══ Extracted information

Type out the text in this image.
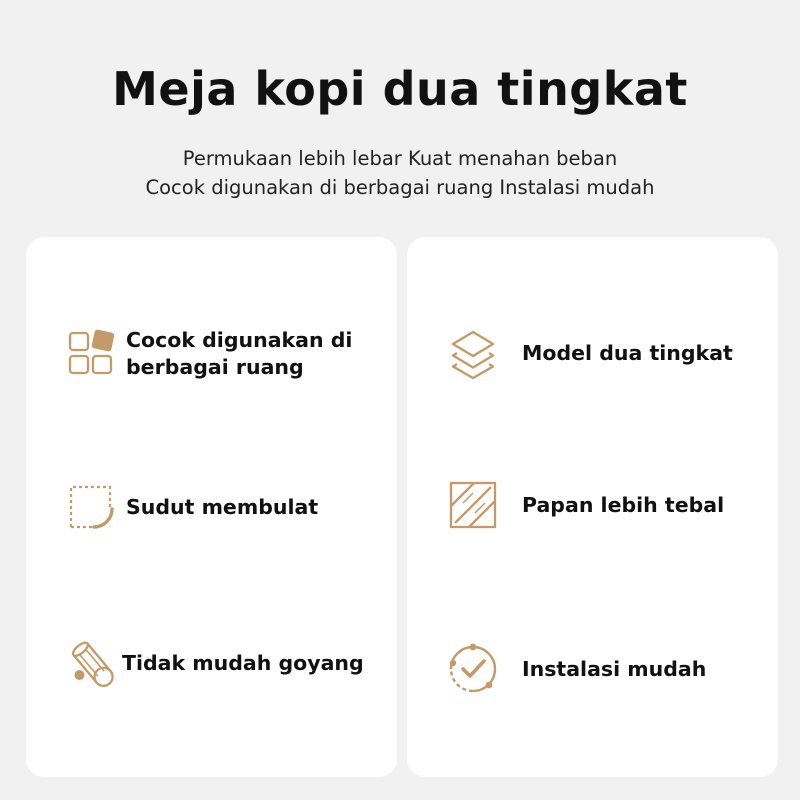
Meja kopi dua tingkat

Permukaan lebih lebar Kuat menahan beban

Cocok digunakan di berbagai ruang Instalasi mudah

Cocok digunakan di
berbagai ruang
Sudut membulat
Tidak mudah goyang
Model dua tingkat
Papan lebih tebal
Instalasi mudah
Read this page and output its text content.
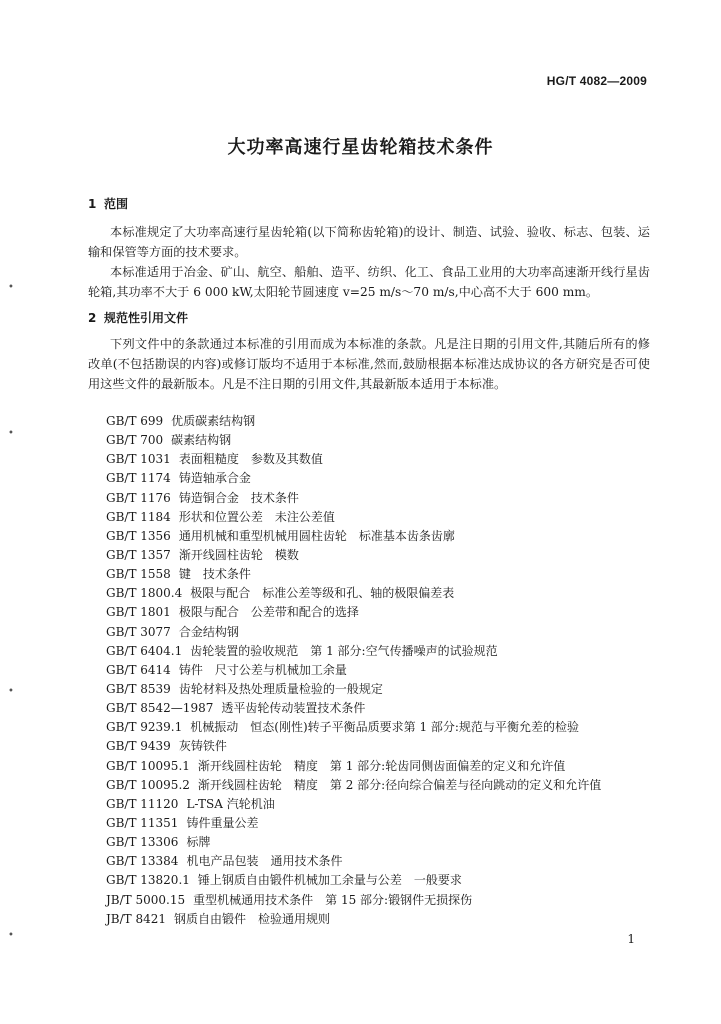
HG/T 4082—2009
大功率高速行星齿轮箱技术条件
1 范围

本标准规定了大功率高速行星齿轮箱(以下简称齿轮箱)的设计、制造、试验、验收、标志、包装、运输和保管等方面的技术要求。

本标准适用于冶金、矿山、航空、船舶、造平、纺织、化工、食品工业用的大功率高速渐开线行星齿轮箱,其功率不大于 6 000 kW,太阳轮节圆速度 v=25 m/s～70 m/s,中心高不大于 600 mm。

2 规范性引用文件

下列文件中的条款通过本标准的引用而成为本标准的条款。凡是注日期的引用文件,其随后所有的修改单(不包括勘误的内容)或修订版均不适用于本标准,然而,鼓励根据本标准达成协议的各方研究是否可使用这些文件的最新版本。凡是不注日期的引用文件,其最新版本适用于本标准。

GB/T 699 优质碳素结构钢
GB/T 700 碳素结构钢
GB/T 1031 表面粗糙度　参数及其数值
GB/T 1174 铸造轴承合金
GB/T 1176 铸造铜合金　技术条件
GB/T 1184 形状和位置公差　未注公差值
GB/T 1356 通用机械和重型机械用圆柱齿轮　标准基本齿条齿廓
GB/T 1357 渐开线圆柱齿轮　模数
GB/T 1558 键　技术条件
GB/T 1800.4 极限与配合　标准公差等级和孔、轴的极限偏差表
GB/T 1801 极限与配合　公差带和配合的选择
GB/T 3077 合金结构钢
GB/T 6404.1 齿轮装置的验收规范　第 1 部分:空气传播噪声的试验规范
GB/T 6414 铸件　尺寸公差与机械加工余量
GB/T 8539 齿轮材料及热处理质量检验的一般规定
GB/T 8542—1987 透平齿轮传动装置技术条件
GB/T 9239.1 机械振动　恒态(刚性)转子平衡品质要求第 1 部分:规范与平衡允差的检验
GB/T 9439 灰铸铁件
GB/T 10095.1 渐开线圆柱齿轮　精度　第 1 部分:轮齿同侧齿面偏差的定义和允许值
GB/T 10095.2 渐开线圆柱齿轮　精度　第 2 部分:径向综合偏差与径向跳动的定义和允许值
GB/T 11120 L-TSA 汽轮机油
GB/T 11351 铸件重量公差
GB/T 13306 标牌
GB/T 13384 机电产品包装　通用技术条件
GB/T 13820.1 锤上钢质自由锻件机械加工余量与公差　一般要求
JB/T 5000.15 重型机械通用技术条件　第 15 部分:锻钢件无损探伤
JB/T 8421 钢质自由锻件　检验通用规则
1
•
•
•
•
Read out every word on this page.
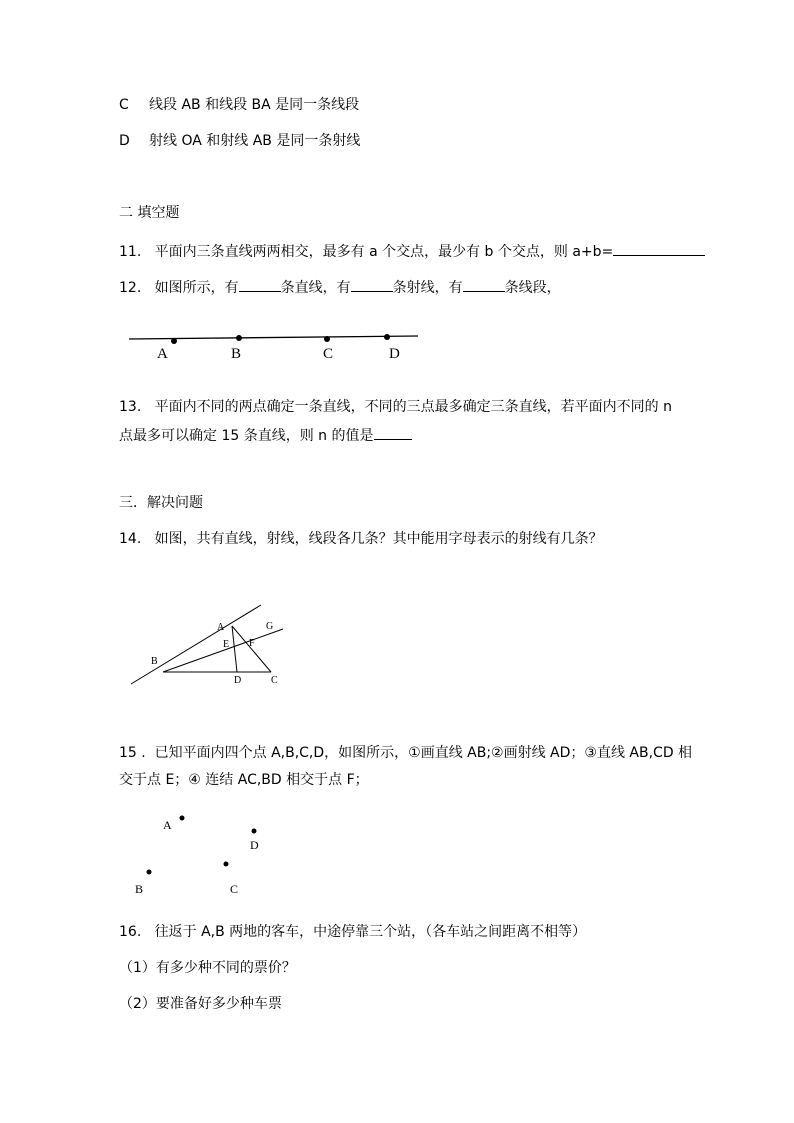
C 线段 AB 和线段 BA 是同一条线段
D 射线 OA 和射线 AB 是同一条射线
二 填空题
11. 平面内三条直线两两相交，最多有 a 个交点，最少有 b 个交点，则 a+b=
12. 如图所示，有	条直线，有	条射线，有	条线段，
A	B	C	D
13. 平面内不同的两点确定一条直线，不同的三点最多确定三条直线，若平面内不同的 n
点最多可以确定 15 条直线，则 n 的值是
三．解决问题
14. 如图，共有直线，射线，线段各几条？其中能用字母表示的射线有几条？
A	G
E F
B
D	C
15 . 已知平面内四个点 A,B,C,D，如图所示，①画直线 AB;②画射线 AD；③直线 AB,CD 相
交于点 E；④ 连结 AC,BD 相交于点 F；
A
D
B	C
16. 往返于 A,B 两地的客车，中途停靠三个站，（各车站之间距离不相等）
（1）有多少种不同的票价？
（2）要准备好多少种车票
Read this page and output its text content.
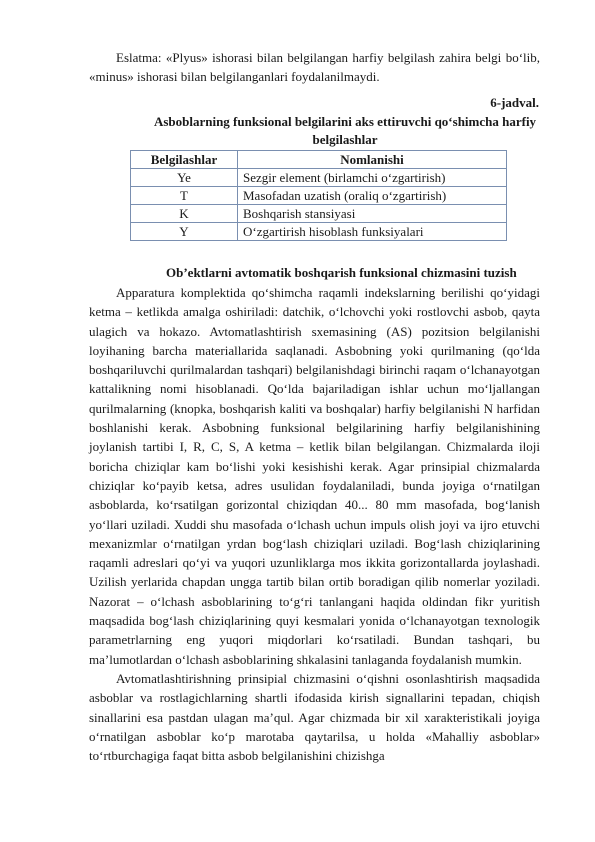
Eslatma: «Plyus» ishorasi bilan belgilangan harfiy belgilash zahira belgi bo‘lib, «minus» ishorasi bilan belgilanganlari foydalanilmaydi.

6-jadval.
Asboblarning funksional belgilarini aks ettiruvchi qo‘shimcha harfiy belgilashlar
Belgilashlar	Nomlanishi
Ye	Sezgir element (birlamchi o‘zgartirish)
T	Masofadan uzatish (oraliq o‘zgartirish)
K	Boshqarish stansiyasi
Y	O‘zgartirish hisoblash funksiyalari
Ob’ektlarni avtomatik boshqarish funksional chizmasini tuzish

Apparatura komplektida qo‘shimcha raqamli indekslarning berilishi qo‘yidagi ketma – ketlikda amalga oshiriladi: datchik, o‘lchovchi yoki rostlovchi asbob, qayta ulagich va hokazo. Avtomatlashtirish sxemasining (AS) pozitsion belgilanishi loyihaning barcha materiallarida saqlanadi. Asbobning yoki qurilmaning (qo‘lda boshqariluvchi qurilmalardan tashqari) belgilanishdagi birinchi raqam o‘lchanayotgan kattalikning nomi hisoblanadi. Qo‘lda bajariladigan ishlar uchun mo‘ljallangan qurilmalarning (knopka, boshqarish kaliti va boshqalar) harfiy belgilanishi N harfidan boshlanishi kerak. Asbobning funksional belgilarining harfiy belgilanishining joylanish tartibi I, R, C, S, A ketma – ketlik bilan belgilangan. Chizmalarda iloji boricha chiziqlar kam bo‘lishi yoki kesishishi kerak. Agar prinsipial chizmalarda chiziqlar ko‘payib ketsa, adres usulidan foydalaniladi, bunda joyiga o‘rnatilgan asboblarda, ko‘rsatilgan gorizontal chiziqdan 40... 80 mm masofada, bog‘lanish yo‘llari uziladi. Xuddi shu masofada o‘lchash uchun impuls olish joyi va ijro etuvchi mexanizmlar o‘rnatilgan yrdan bog‘lash chiziqlari uziladi. Bog‘lash chiziqlarining raqamli adreslari qo‘yi va yuqori uzunliklarga mos ikkita gorizontallarda joylashadi. Uzilish yerlarida chapdan ungga tartib bilan ortib boradigan qilib nomerlar yoziladi. Nazorat – o‘lchash asboblarining to‘g‘ri tanlangani haqida oldindan fikr yuritish maqsadida bog‘lash chiziqlarining quyi kesmalari yonida o‘lchanayotgan texnologik parametrlarning eng yuqori miqdorlari ko‘rsatiladi. Bundan tashqari, bu ma’lumotlardan o‘lchash asboblarining shkalasini tanlaganda foydalanish mumkin.

Avtomatlashtirishning prinsipial chizmasini o‘qishni osonlashtirish maqsadida asboblar va rostlagichlarning shartli ifodasida kirish signallarini tepadan, chiqish sinallarini esa pastdan ulagan ma’qul. Agar chizmada bir xil xarakteristikali joyiga o‘rnatilgan asboblar ko‘p marotaba qaytarilsa, u holda «Mahalliy asboblar» to‘rtburchagiga faqat bitta asbob belgilanishini chizishga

════

▸ Exercise details
Filter the records above for "mudah" and copy every matching line.

▸ Problem solution
Cocok digunakan di berbagai ruang Instalasi mudah
Tidak mudah goyang
Instalasi mudah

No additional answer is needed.